These conclusions evoke a tension I have explored in my last several blog posts: the idea that writing, like talk, may be better "locally managed" (Canagarajah, 2007). Unlike the pro- position I took last week on the codification of ELF grammar as a way of empowering L2 writers seeking publication in academic journals, I am hesitant, like Hyland & Tse (2007), to prescribe the learning of lexical items from "on high," and this for a very practical reason: as advocates of our students' success, we want to make sure any time they spend hunched over a compendious tome is well spent. It is easy to imagine our students dutifully memorizing all 570 of Coxhead's word families, only to find that their efforts have not resulted in as great a payoff as they had hoped.

Wednesday, February 22, 2012

ELF and World Englishes: Different dishes, or different cuisines?


This week I am reviewing Seidlhofer's (2009) article articulating her concern with the tendency among some in the academic world to separate ELF (English as a Lingua Franca) from the World Englishes (WE) paradigm discussed by Braj Kachru (1985). Some scholars, it would seem, even find the two views incompatible (Seidlhofer, 2009). However, as Seidlhofer effectively argues, the two paradigms have more in common than one might think: they are both dedicated to subverting the current monolingual paradigm which currently holds sway over much of the world and elevates "native speaker varieties" of English such as North American, British, and Australian English(es). Although WE and ELF differ in terms of which of Kachru's "circles" each is primarily concerned with (WE tends to focus on the Outer Circle while ELF is primarily concerned with the Expanding Circle), this distinction should not separate the two fields of scholarship, according to Seidlhofer.

To be sure, tensions exist between WE and ELF. Through Bamgbose (1998), Seidlhofer makes an argument for the eventual descriptive codification of ELF. Already we see a conflict with the  theoretical bent of Canagarajah (2007), who de-emphasizes standards because each NNS-NNS interaction is something made up on the spot, the particulars of which are negotiated by the participants as the interaction unfolds. Kachru (1985) himself, on the other hand, does not eschew prescriptivism or codification, even endorsing it in some contexts.

With respect to writing in the academy, I tend to agree with Kachru: I don't believe it works well to extend Canagarajah's theory, based as it is on spoken interaction, to second language writing. If we theorize, for example, the submission of an article by a non-native writer to an English language journal as such an interaction (albeit a textual one), we instantly have problems because of the power differential between writer and audience. Unlike interactions among ELF speakers, where every participant is on equal footing linguistically, the two parties in the writer-journal interaction are grossly unequal. This inequality makes the interaction less a conversation between individuals and more a form of "institutional talk" (Cameron, 2001) in which the supplicant is constrained as to what sort of interactive moves he or she is allowed to make.

*THE RECORDS*.
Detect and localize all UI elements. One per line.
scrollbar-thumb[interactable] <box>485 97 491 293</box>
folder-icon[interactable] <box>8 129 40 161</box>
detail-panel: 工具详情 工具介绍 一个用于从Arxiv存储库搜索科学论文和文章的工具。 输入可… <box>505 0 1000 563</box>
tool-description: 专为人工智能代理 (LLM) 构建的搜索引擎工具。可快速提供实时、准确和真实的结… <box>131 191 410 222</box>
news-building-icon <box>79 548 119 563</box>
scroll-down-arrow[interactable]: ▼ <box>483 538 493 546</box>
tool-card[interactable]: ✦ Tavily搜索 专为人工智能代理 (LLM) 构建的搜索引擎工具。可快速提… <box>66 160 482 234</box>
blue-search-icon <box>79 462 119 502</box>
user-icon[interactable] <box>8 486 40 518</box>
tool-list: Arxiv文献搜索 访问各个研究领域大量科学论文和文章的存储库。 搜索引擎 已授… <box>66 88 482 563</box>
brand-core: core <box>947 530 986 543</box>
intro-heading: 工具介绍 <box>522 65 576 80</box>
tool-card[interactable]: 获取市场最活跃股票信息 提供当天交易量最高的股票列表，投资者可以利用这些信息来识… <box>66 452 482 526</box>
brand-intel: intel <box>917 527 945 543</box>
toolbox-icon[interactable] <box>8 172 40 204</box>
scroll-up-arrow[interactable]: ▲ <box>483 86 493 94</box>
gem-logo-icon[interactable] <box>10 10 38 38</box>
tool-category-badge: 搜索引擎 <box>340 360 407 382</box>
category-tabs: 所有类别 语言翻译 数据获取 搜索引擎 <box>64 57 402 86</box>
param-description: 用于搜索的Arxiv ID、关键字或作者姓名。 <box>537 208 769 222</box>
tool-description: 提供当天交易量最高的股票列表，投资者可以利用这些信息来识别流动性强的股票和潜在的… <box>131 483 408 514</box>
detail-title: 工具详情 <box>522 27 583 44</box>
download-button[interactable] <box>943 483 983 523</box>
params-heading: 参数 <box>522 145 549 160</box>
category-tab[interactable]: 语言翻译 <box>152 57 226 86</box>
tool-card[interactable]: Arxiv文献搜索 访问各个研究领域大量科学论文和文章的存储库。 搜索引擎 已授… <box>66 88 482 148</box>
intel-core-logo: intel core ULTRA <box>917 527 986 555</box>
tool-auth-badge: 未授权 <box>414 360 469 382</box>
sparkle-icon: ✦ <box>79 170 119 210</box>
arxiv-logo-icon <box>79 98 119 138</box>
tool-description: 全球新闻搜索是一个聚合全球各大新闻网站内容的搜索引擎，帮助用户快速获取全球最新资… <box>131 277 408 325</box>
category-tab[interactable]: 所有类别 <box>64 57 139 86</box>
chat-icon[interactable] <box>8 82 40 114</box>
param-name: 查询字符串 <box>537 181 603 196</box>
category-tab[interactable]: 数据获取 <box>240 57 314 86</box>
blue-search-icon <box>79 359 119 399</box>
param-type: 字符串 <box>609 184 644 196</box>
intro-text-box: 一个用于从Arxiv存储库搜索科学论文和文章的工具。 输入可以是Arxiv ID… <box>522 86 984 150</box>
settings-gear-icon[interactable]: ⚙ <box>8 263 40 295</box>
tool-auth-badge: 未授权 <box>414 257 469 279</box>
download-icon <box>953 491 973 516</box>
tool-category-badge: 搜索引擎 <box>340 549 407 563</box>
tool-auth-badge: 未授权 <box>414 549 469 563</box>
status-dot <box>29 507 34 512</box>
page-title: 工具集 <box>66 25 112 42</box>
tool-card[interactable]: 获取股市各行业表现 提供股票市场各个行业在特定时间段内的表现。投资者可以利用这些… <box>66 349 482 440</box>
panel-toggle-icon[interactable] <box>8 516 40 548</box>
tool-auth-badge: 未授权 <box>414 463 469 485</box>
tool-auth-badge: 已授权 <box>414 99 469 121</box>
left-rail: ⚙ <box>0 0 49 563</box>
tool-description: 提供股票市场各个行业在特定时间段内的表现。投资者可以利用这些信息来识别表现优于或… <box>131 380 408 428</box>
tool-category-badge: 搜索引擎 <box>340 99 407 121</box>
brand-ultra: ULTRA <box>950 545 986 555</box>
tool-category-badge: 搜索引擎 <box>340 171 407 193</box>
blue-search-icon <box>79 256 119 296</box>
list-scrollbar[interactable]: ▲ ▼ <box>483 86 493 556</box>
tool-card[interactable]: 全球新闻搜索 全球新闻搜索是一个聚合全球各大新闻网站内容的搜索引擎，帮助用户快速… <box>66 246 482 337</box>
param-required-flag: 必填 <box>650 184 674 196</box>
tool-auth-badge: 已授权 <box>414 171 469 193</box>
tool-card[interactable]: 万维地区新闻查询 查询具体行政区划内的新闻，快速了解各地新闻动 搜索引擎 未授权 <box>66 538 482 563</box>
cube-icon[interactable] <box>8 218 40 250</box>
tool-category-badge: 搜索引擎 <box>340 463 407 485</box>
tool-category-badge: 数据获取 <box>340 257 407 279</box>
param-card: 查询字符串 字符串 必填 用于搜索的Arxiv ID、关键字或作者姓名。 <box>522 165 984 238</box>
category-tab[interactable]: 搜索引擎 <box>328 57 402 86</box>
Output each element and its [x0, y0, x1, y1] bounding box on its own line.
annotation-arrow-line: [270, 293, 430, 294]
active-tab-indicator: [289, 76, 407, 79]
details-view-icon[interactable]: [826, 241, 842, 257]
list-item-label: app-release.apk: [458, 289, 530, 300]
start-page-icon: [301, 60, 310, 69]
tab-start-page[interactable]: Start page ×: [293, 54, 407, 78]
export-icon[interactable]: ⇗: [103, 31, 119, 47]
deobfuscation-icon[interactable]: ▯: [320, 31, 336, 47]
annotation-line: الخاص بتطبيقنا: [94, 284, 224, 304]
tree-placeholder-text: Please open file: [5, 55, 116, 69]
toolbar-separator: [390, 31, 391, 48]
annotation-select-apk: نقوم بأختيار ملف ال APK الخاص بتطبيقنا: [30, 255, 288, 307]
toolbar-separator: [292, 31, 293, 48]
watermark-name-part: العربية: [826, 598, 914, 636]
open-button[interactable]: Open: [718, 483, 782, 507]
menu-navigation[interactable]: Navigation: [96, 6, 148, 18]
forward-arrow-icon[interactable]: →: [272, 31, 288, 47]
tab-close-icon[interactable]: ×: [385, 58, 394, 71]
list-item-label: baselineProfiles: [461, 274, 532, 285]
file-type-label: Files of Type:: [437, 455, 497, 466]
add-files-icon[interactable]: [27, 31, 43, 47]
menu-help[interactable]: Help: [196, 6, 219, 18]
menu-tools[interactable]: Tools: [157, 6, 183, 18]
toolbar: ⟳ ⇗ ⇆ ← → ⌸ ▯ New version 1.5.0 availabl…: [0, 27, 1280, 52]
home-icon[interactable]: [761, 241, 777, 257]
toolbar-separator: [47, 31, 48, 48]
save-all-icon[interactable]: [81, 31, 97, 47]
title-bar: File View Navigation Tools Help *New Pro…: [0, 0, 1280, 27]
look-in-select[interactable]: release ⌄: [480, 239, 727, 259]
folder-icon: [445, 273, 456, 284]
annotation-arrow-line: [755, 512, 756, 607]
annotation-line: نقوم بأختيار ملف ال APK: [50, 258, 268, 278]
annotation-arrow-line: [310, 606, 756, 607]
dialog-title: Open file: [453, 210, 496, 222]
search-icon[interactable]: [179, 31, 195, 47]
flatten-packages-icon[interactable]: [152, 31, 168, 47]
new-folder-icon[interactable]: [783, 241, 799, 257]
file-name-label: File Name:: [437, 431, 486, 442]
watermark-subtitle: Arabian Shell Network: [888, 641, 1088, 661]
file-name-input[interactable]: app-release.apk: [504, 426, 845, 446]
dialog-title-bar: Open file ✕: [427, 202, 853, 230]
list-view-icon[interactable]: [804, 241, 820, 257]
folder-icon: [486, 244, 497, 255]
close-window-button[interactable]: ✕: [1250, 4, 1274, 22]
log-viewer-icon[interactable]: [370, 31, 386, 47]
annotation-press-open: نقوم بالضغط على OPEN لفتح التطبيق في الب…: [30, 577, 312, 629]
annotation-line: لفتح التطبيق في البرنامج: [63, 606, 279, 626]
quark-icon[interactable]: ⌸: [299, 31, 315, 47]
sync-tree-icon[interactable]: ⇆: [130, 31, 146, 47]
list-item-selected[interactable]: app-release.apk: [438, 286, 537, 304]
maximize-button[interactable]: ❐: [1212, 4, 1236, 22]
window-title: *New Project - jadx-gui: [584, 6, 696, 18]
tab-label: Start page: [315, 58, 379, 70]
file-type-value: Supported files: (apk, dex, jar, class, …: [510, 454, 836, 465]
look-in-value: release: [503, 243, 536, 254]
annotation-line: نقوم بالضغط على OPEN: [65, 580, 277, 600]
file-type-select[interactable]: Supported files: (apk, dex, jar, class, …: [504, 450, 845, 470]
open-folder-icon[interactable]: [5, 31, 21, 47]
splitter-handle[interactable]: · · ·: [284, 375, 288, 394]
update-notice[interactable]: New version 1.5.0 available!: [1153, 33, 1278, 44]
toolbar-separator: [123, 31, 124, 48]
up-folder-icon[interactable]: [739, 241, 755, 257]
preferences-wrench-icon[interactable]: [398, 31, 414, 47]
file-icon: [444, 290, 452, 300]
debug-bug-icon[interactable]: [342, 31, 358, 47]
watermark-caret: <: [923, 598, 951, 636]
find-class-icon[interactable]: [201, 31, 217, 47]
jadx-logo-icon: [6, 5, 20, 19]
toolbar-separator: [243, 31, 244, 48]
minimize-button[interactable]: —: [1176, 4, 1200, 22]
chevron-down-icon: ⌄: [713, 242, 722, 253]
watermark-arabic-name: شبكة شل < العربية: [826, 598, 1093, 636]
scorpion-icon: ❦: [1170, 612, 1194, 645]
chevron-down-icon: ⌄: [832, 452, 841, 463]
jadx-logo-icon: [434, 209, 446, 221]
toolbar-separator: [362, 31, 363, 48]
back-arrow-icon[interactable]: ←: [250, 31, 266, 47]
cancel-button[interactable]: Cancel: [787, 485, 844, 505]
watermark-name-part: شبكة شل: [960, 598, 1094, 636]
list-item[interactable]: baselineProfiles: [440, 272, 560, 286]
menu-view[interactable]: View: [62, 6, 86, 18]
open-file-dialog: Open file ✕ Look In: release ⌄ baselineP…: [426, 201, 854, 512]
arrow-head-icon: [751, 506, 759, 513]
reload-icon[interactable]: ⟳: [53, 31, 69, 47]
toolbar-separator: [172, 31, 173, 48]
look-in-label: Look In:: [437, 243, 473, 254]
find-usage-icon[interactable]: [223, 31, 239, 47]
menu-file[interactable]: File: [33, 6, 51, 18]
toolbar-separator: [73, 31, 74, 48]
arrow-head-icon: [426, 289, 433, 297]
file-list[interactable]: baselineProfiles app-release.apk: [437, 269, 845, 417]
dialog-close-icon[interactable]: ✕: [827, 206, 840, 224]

*TASK LIST*.
**a.** Swap "tool-card" for "tool-tile" in the entries, from the start of the entries up to and including the line with "gem-logo-icon[interactable] <box>10 10", leaving everything else unchanged.
**b.** Write what comes next in the blog post on ELF and World Englishes, picking up after its final sentence.

*OUTPUTS BY TASK*.
**a.**
Detect and localize all UI elements. One per line.
scrollbar-thumb[interactable] <box>485 97 491 293</box>
folder-icon[interactable] <box>8 129 40 161</box>
detail-panel: 工具详情 工具介绍 一个用于从Arxiv存储库搜索科学论文和文章的工具。 输入可… <box>505 0 1000 563</box>
tool-description: 专为人工智能代理 (LLM) 构建的搜索引擎工具。可快速提供实时、准确和真实的结… <box>131 191 410 222</box>
news-building-icon <box>79 548 119 563</box>
scroll-down-arrow[interactable]: ▼ <box>483 538 493 546</box>
tool-tile[interactable]: ✦ Tavily搜索 专为人工智能代理 (LLM) 构建的搜索引擎工具。可快速提… <box>66 160 482 234</box>
blue-search-icon <box>79 462 119 502</box>
user-icon[interactable] <box>8 486 40 518</box>
tool-list: Arxiv文献搜索 访问各个研究领域大量科学论文和文章的存储库。 搜索引擎 已授… <box>66 88 482 563</box>
brand-core: core <box>947 530 986 543</box>
intro-heading: 工具介绍 <box>522 65 576 80</box>
tool-tile[interactable]: 获取市场最活跃股票信息 提供当天交易量最高的股票列表，投资者可以利用这些信息来识… <box>66 452 482 526</box>
brand-intel: intel <box>917 527 945 543</box>
toolbox-icon[interactable] <box>8 172 40 204</box>
scroll-up-arrow[interactable]: ▲ <box>483 86 493 94</box>
gem-logo-icon[interactable] <box>10 10 38 38</box>

**b.**
To ground this theory a bit, if the journal holds all the power in determining what sort of linguistic deviation it will tolerate in submissions accepted for publication, then there can be no negotiation - prescriptivism is handed down or not, according to the whim and ideology of each individual publication. However, if there were a codified standard for written English that conformed to an ELF/WE and not a monolingual paradigm, a submission could not be rejected for deviant use of articles or omission of the singular third person marker morpheme -s, because these minor deviations do not serve as barriers to communication. In other words, while codification constrains, it also grants rights to the speaker/writer which otherwise would not be available.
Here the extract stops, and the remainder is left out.